Records contained in a dataset:

....................

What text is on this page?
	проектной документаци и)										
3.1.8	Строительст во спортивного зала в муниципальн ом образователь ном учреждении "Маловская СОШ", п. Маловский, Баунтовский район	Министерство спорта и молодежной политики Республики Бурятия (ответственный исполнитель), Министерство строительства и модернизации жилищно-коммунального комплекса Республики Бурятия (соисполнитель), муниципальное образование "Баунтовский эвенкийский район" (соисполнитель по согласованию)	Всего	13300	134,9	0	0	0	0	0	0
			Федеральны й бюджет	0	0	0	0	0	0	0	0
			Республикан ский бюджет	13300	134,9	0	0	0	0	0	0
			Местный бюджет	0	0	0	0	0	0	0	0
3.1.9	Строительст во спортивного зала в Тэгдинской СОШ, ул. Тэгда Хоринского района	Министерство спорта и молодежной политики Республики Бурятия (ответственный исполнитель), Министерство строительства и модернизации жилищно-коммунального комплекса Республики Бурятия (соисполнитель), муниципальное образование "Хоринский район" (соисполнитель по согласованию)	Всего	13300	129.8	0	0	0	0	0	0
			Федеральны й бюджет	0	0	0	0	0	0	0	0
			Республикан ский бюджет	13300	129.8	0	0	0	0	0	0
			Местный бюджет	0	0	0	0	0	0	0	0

....................

Written task. Retype the entries one by one, exactly.

Output of the exercise.
What text is on this page?
	проектной документаци и)										
3.1.8	Строительст во спортивного зала в муниципальн ом образователь ном учреждении "Маловская СОШ", п. Маловский, Баунтовский район	Министерство спорта и молодежной политики Республики Бурятия (ответственный исполнитель), Министерство строительства и модернизации жилищно-коммунального комплекса Республики Бурятия (соисполнитель), муниципальное образование "Баунтовский эвенкийский район" (соисполнитель по согласованию)	Всего	13300	134,9	0	0	0	0	0	0
			Федеральны й бюджет	0	0	0	0	0	0	0	0
			Республикан ский бюджет	13300	134,9	0	0	0	0	0	0
			Местный бюджет	0	0	0	0	0	0	0	0
3.1.9	Строительст во спортивного зала в Тэгдинской СОШ, ул. Тэгда Хоринского района	Министерство спорта и молодежной политики Республики Бурятия (ответственный исполнитель), Министерство строительства и модернизации жилищно-коммунального комплекса Республики Бурятия (соисполнитель), муниципальное образование "Хоринский район" (соисполнитель по согласованию)	Всего	13300	129.8	0	0	0	0	0	0
			Федеральны й бюджет	0	0	0	0	0	0	0	0
			Республикан ский бюджет	13300	129.8	0	0	0	0	0	0
			Местный бюджет	0	0	0	0	0	0	0	0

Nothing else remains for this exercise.